:: Exercise prompt ::
Omit all images. Transcribe the rest of the material below exactly.

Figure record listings

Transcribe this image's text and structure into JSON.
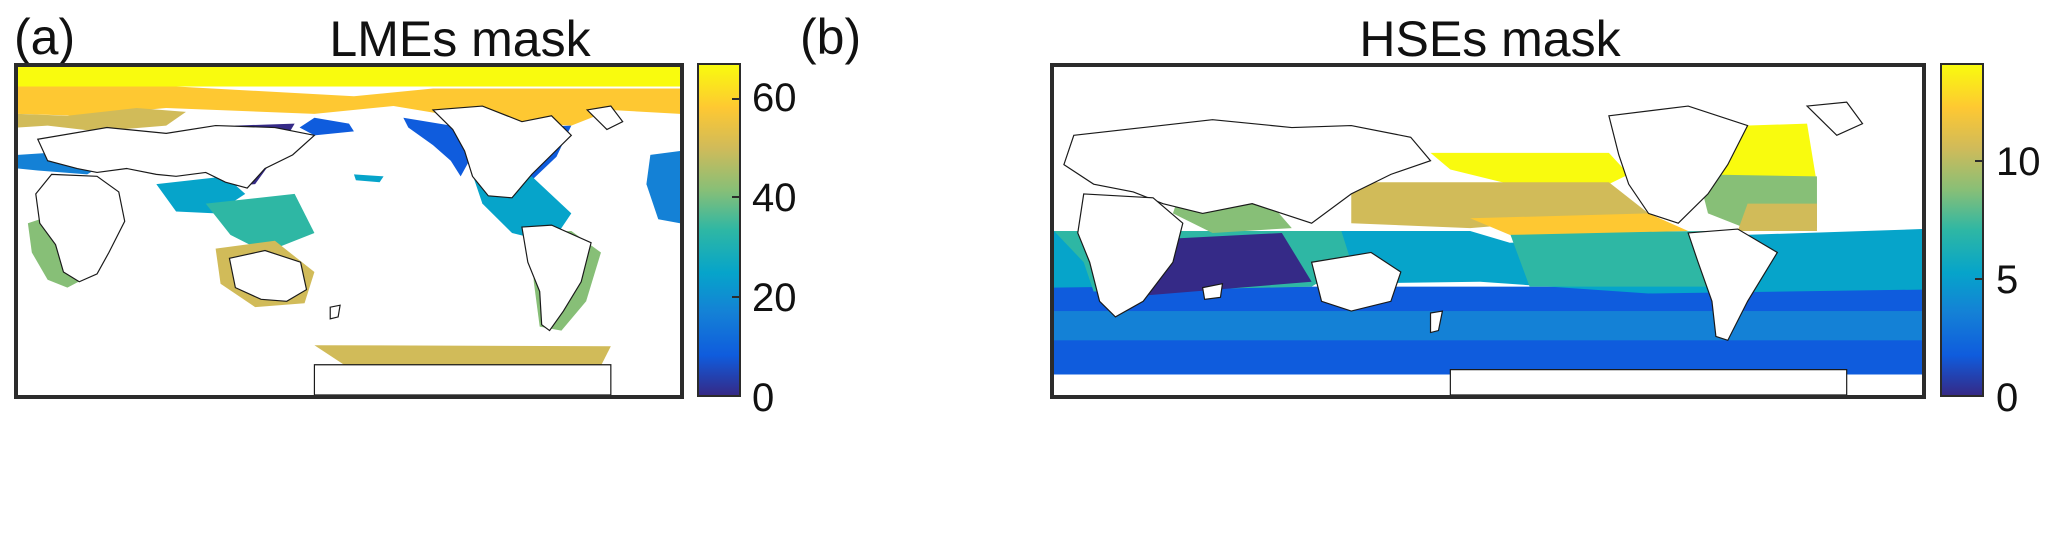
{
  "panels": [
    {
      "letter": "(a)",
      "title": "LMEs mask",
      "colorbar_ticks": [
        "60",
        "40",
        "20",
        "0"
      ],
      "colorbar_range": [
        0,
        66
      ]
    },
    {
      "letter": "(b)",
      "title": "HSEs mask",
      "colorbar_ticks": [
        "10",
        "5",
        "0"
      ],
      "colorbar_range": [
        0,
        14
      ]
    }
  ],
  "colormap": [
    "#352a87",
    "#0f5cdd",
    "#1481d6",
    "#06a4ca",
    "#2eb7a4",
    "#87bf77",
    "#d1bb59",
    "#fec832",
    "#f9fb0e"
  ],
  "colors": {
    "frame": "#2b2b2b",
    "land_fill": "#ffffff",
    "coast": "#1a1a1a"
  }
}
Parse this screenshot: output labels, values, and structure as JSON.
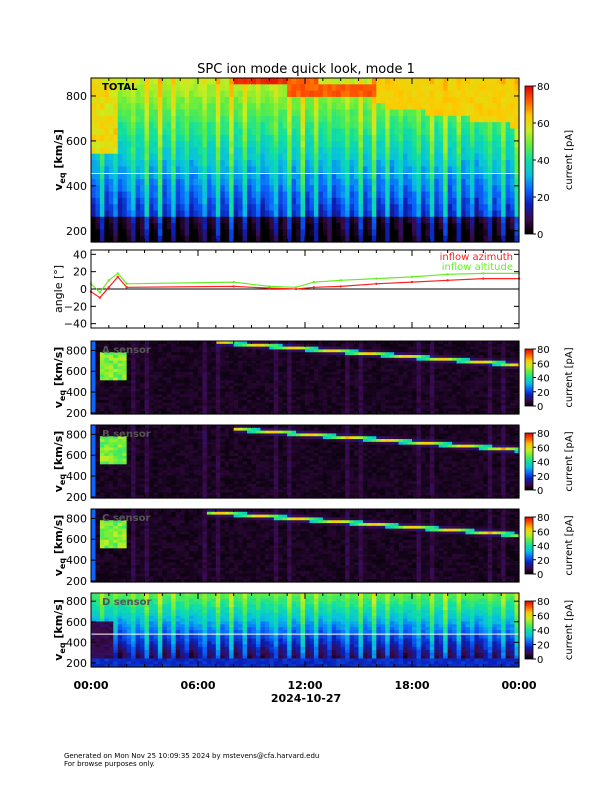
{
  "page": {
    "title": "SPC ion mode quick look, mode 1",
    "footer_line1": "Generated on Mon Nov 25 10:09:35 2024 by mstevens@cfa.harvard.edu",
    "footer_line2": "For browse purposes only."
  },
  "colors": {
    "azimuth": "#ff2020",
    "altitude": "#66ee22",
    "colormap": [
      "#000000",
      "#3a0a4a",
      "#0a1fb8",
      "#0a66ff",
      "#08c0e0",
      "#10e0a0",
      "#60ee40",
      "#c8ee20",
      "#ffc800",
      "#ff5a00",
      "#e00000"
    ]
  },
  "chart_data": [
    {
      "type": "heatmap",
      "name": "total",
      "panel_label": "TOTAL",
      "ylabel_main": "v",
      "ylabel_sub": "eq",
      "ylabel_unit": " [km/s]",
      "yticks": [
        "200",
        "400",
        "600",
        "800"
      ],
      "ylim": [
        150,
        880
      ],
      "colorbar_label": "current [pA]",
      "colorbar_ticks": [
        "0",
        "20",
        "40",
        "60",
        "80"
      ],
      "colorbar_range": [
        0,
        80
      ],
      "marker_line_kms": 455
    },
    {
      "type": "line",
      "name": "angles",
      "ylabel": "angle [°]",
      "yticks": [
        "−40",
        "−20",
        "0",
        "20",
        "40"
      ],
      "ylim": [
        -45,
        45
      ],
      "zero_line": true,
      "series": [
        {
          "name": "inflow azimuth",
          "x_hours": [
            0,
            0.5,
            1,
            1.5,
            2,
            8,
            10,
            11.5,
            12.5,
            14,
            16,
            18,
            20,
            22,
            24
          ],
          "y_deg": [
            -3,
            -10,
            2,
            14,
            2,
            3,
            1,
            0,
            2,
            3,
            6,
            8,
            10,
            12,
            12
          ]
        },
        {
          "name": "inflow altitude",
          "x_hours": [
            0,
            0.5,
            1,
            1.5,
            2,
            8,
            10,
            11.5,
            12.5,
            14,
            16,
            18,
            20,
            22,
            24
          ],
          "y_deg": [
            6,
            -4,
            10,
            18,
            6,
            8,
            3,
            2,
            8,
            10,
            12,
            14,
            17,
            18,
            18
          ]
        }
      ]
    },
    {
      "type": "heatmap",
      "name": "a_sensor",
      "panel_label": "A sensor",
      "ylabel_main": "v",
      "ylabel_sub": "eq",
      "ylabel_unit": " [km/s]",
      "yticks": [
        "200",
        "400",
        "600",
        "800"
      ],
      "ylim": [
        190,
        890
      ],
      "colorbar_label": "current [pA]",
      "colorbar_ticks": [
        "0",
        "20",
        "40",
        "60",
        "80"
      ],
      "colorbar_range": [
        0,
        80
      ],
      "band_start_hour": 7,
      "band_start_kms": 880,
      "band_end_kms": 660
    },
    {
      "type": "heatmap",
      "name": "b_sensor",
      "panel_label": "B sensor",
      "ylabel_main": "v",
      "ylabel_sub": "eq",
      "ylabel_unit": " [km/s]",
      "yticks": [
        "200",
        "400",
        "600",
        "800"
      ],
      "ylim": [
        190,
        890
      ],
      "colorbar_label": "current [pA]",
      "colorbar_ticks": [
        "0",
        "20",
        "40",
        "60",
        "80"
      ],
      "colorbar_range": [
        0,
        80
      ],
      "band_start_hour": 8,
      "band_start_kms": 850,
      "band_end_kms": 650
    },
    {
      "type": "heatmap",
      "name": "c_sensor",
      "panel_label": "C sensor",
      "ylabel_main": "v",
      "ylabel_sub": "eq",
      "ylabel_unit": " [km/s]",
      "yticks": [
        "200",
        "400",
        "600",
        "800"
      ],
      "ylim": [
        190,
        890
      ],
      "colorbar_label": "current [pA]",
      "colorbar_ticks": [
        "0",
        "20",
        "40",
        "60",
        "80"
      ],
      "colorbar_range": [
        0,
        80
      ],
      "band_start_hour": 6.5,
      "band_start_kms": 860,
      "band_end_kms": 640
    },
    {
      "type": "heatmap",
      "name": "d_sensor",
      "panel_label": "D sensor",
      "ylabel_main": "v",
      "ylabel_sub": "eq",
      "ylabel_unit": " [km/s]",
      "yticks": [
        "200",
        "400",
        "600",
        "800"
      ],
      "ylim": [
        160,
        880
      ],
      "colorbar_label": "current [pA]",
      "colorbar_ticks": [
        "0",
        "20",
        "40",
        "60",
        "80"
      ],
      "colorbar_range": [
        0,
        80
      ],
      "marker_line_kms": 480
    }
  ],
  "x_axis": {
    "tick_labels": [
      "00:00",
      "06:00",
      "12:00",
      "18:00",
      "00:00"
    ],
    "tick_hours": [
      0,
      6,
      12,
      18,
      24
    ],
    "date_label": "2024-10-27"
  }
}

:: Written solution ::
Transcribe this image's text and structure into JSON.
{
  "panels": [
    {
      "letter": "(a)",
      "title": "LMEs mask",
      "colorbar_ticks": [
        "60",
        "40",
        "20",
        "0"
      ],
      "colorbar_range": [
        0,
        66
      ]
    },
    {
      "letter": "(b)",
      "title": "HSEs mask",
      "colorbar_ticks": [
        "10",
        "5",
        "0"
      ],
      "colorbar_range": [
        0,
        14
      ]
    }
  ],
  "colormap": [
    "#352a87",
    "#0f5cdd",
    "#1481d6",
    "#06a4ca",
    "#2eb7a4",
    "#87bf77",
    "#d1bb59",
    "#fec832",
    "#f9fb0e"
  ],
  "colors": {
    "frame": "#2b2b2b",
    "land_fill": "#ffffff",
    "coast": "#1a1a1a"
  }
}
Parse this screenshot: output labels, values, and structure as JSON.
{
  "page": {
    "title": "SPC ion mode quick look, mode 1",
    "footer_line1": "Generated on Mon Nov 25 10:09:35 2024 by mstevens@cfa.harvard.edu",
    "footer_line2": "For browse purposes only."
  },
  "colors": {
    "azimuth": "#ff2020",
    "altitude": "#66ee22",
    "colormap": [
      "#000000",
      "#3a0a4a",
      "#0a1fb8",
      "#0a66ff",
      "#08c0e0",
      "#10e0a0",
      "#60ee40",
      "#c8ee20",
      "#ffc800",
      "#ff5a00",
      "#e00000"
    ]
  },
  "chart_data": [
    {
      "type": "heatmap",
      "name": "total",
      "panel_label": "TOTAL",
      "ylabel_main": "v",
      "ylabel_sub": "eq",
      "ylabel_unit": " [km/s]",
      "yticks": [
        "200",
        "400",
        "600",
        "800"
      ],
      "ylim": [
        150,
        880
      ],
      "colorbar_label": "current [pA]",
      "colorbar_ticks": [
        "0",
        "20",
        "40",
        "60",
        "80"
      ],
      "colorbar_range": [
        0,
        80
      ],
      "marker_line_kms": 455
    },
    {
      "type": "line",
      "name": "angles",
      "ylabel": "angle [°]",
      "yticks": [
        "−40",
        "−20",
        "0",
        "20",
        "40"
      ],
      "ylim": [
        -45,
        45
      ],
      "zero_line": true,
      "series": [
        {
          "name": "inflow azimuth",
          "x_hours": [
            0,
            0.5,
            1,
            1.5,
            2,
            8,
            10,
            11.5,
            12.5,
            14,
            16,
            18,
            20,
            22,
            24
          ],
          "y_deg": [
            -3,
            -10,
            2,
            14,
            2,
            3,
            1,
            0,
            2,
            3,
            6,
            8,
            10,
            12,
            12
          ]
        },
        {
          "name": "inflow altitude",
          "x_hours": [
            0,
            0.5,
            1,
            1.5,
            2,
            8,
            10,
            11.5,
            12.5,
            14,
            16,
            18,
            20,
            22,
            24
          ],
          "y_deg": [
            6,
            -4,
            10,
            18,
            6,
            8,
            3,
            2,
            8,
            10,
            12,
            14,
            17,
            18,
            18
          ]
        }
      ]
    },
    {
      "type": "heatmap",
      "name": "a_sensor",
      "panel_label": "A sensor",
      "ylabel_main": "v",
      "ylabel_sub": "eq",
      "ylabel_unit": " [km/s]",
      "yticks": [
        "200",
        "400",
        "600",
        "800"
      ],
      "ylim": [
        190,
        890
      ],
      "colorbar_label": "current [pA]",
      "colorbar_ticks": [
        "0",
        "20",
        "40",
        "60",
        "80"
      ],
      "colorbar_range": [
        0,
        80
      ],
      "band_start_hour": 7,
      "band_start_kms": 880,
      "band_end_kms": 660
    },
    {
      "type": "heatmap",
      "name": "b_sensor",
      "panel_label": "B sensor",
      "ylabel_main": "v",
      "ylabel_sub": "eq",
      "ylabel_unit": " [km/s]",
      "yticks": [
        "200",
        "400",
        "600",
        "800"
      ],
      "ylim": [
        190,
        890
      ],
      "colorbar_label": "current [pA]",
      "colorbar_ticks": [
        "0",
        "20",
        "40",
        "60",
        "80"
      ],
      "colorbar_range": [
        0,
        80
      ],
      "band_start_hour": 8,
      "band_start_kms": 850,
      "band_end_kms": 650
    },
    {
      "type": "heatmap",
      "name": "c_sensor",
      "panel_label": "C sensor",
      "ylabel_main": "v",
      "ylabel_sub": "eq",
      "ylabel_unit": " [km/s]",
      "yticks": [
        "200",
        "400",
        "600",
        "800"
      ],
      "ylim": [
        190,
        890
      ],
      "colorbar_label": "current [pA]",
      "colorbar_ticks": [
        "0",
        "20",
        "40",
        "60",
        "80"
      ],
      "colorbar_range": [
        0,
        80
      ],
      "band_start_hour": 6.5,
      "band_start_kms": 860,
      "band_end_kms": 640
    },
    {
      "type": "heatmap",
      "name": "d_sensor",
      "panel_label": "D sensor",
      "ylabel_main": "v",
      "ylabel_sub": "eq",
      "ylabel_unit": " [km/s]",
      "yticks": [
        "200",
        "400",
        "600",
        "800"
      ],
      "ylim": [
        160,
        880
      ],
      "colorbar_label": "current [pA]",
      "colorbar_ticks": [
        "0",
        "20",
        "40",
        "60",
        "80"
      ],
      "colorbar_range": [
        0,
        80
      ],
      "marker_line_kms": 480
    }
  ],
  "x_axis": {
    "tick_labels": [
      "00:00",
      "06:00",
      "12:00",
      "18:00",
      "00:00"
    ],
    "tick_hours": [
      0,
      6,
      12,
      18,
      24
    ],
    "date_label": "2024-10-27"
  }
}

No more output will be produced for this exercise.